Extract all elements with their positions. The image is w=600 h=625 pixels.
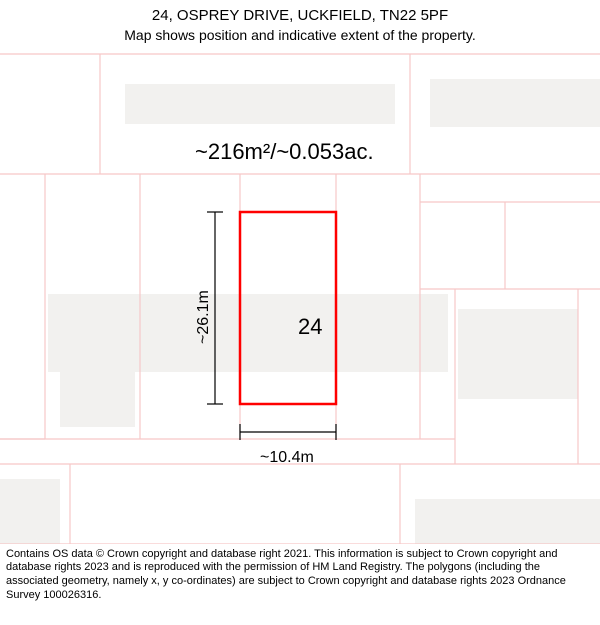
width-dimension-label: ~10.4m bbox=[260, 449, 314, 467]
page-subtitle: Map shows position and indicative extent… bbox=[0, 26, 600, 44]
footer-copyright: Contains OS data © Crown copyright and d… bbox=[0, 544, 600, 603]
header: 24, OSPREY DRIVE, UCKFIELD, TN22 5PF Map… bbox=[0, 0, 600, 44]
map-svg bbox=[0, 44, 600, 544]
page-title: 24, OSPREY DRIVE, UCKFIELD, TN22 5PF bbox=[0, 6, 600, 26]
height-dimension-label: ~26.1m bbox=[195, 290, 213, 344]
map-canvas: ~216m²/~0.053ac. ~26.1m ~10.4m 24 bbox=[0, 44, 600, 544]
house-number-label: 24 bbox=[298, 314, 322, 340]
area-label: ~216m²/~0.053ac. bbox=[195, 139, 374, 165]
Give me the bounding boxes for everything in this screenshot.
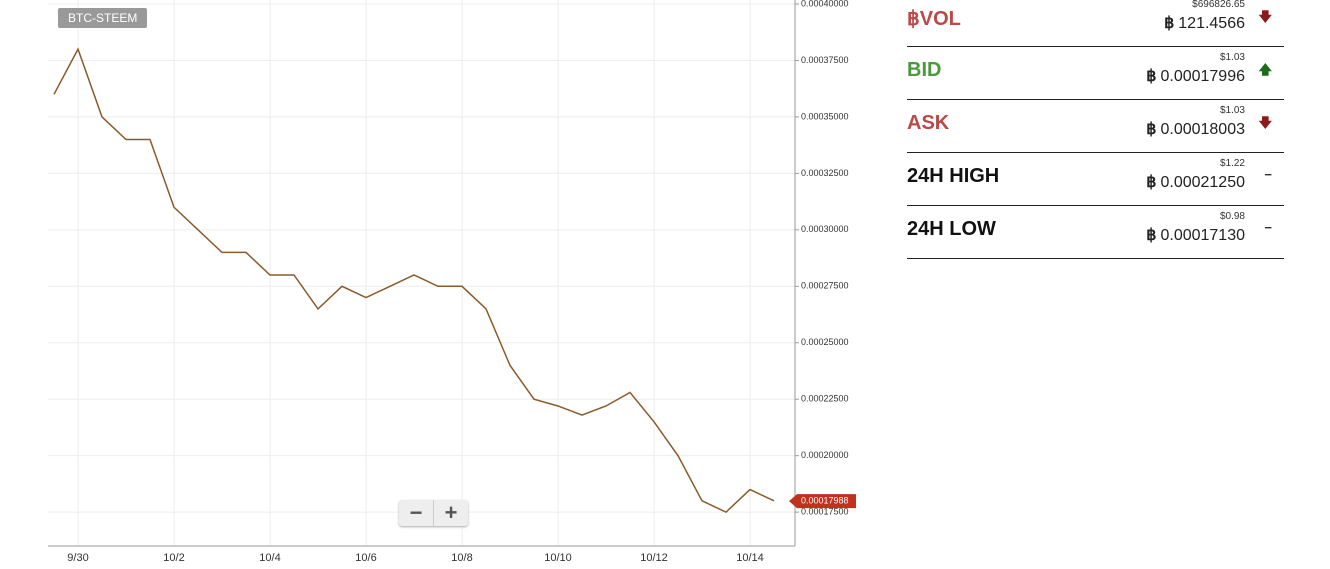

— Job —
Convert every line of the items into a numbered list, skipping blank lines and leaving out the pictures.

— Correct result —
1. Extract all elements with their positions. The image is w=600 h=625 pixels.
2. width-dimension-label: ~10.4m bbox=[260, 449, 314, 467]
3. page-subtitle: Map shows position and indicative extent… bbox=[0, 26, 600, 44]
4. footer-copyright: Contains OS data © Crown copyright and d… bbox=[0, 544, 600, 603]
5. header: 24, OSPREY DRIVE, UCKFIELD, TN22 5PF Map… bbox=[0, 0, 600, 44]
6. map-svg bbox=[0, 44, 600, 544]
7. page-title: 24, OSPREY DRIVE, UCKFIELD, TN22 5PF bbox=[0, 6, 600, 26]
8. height-dimension-label: ~26.1m bbox=[195, 290, 213, 344]
9. map-canvas: ~216m²/~0.053ac. ~26.1m ~10.4m 24 bbox=[0, 44, 600, 544]
10. house-number-label: 24 bbox=[298, 314, 322, 340]
11. area-label: ~216m²/~0.053ac. bbox=[195, 139, 374, 165]
12. Give me the bounding boxes for everything in this screenshot.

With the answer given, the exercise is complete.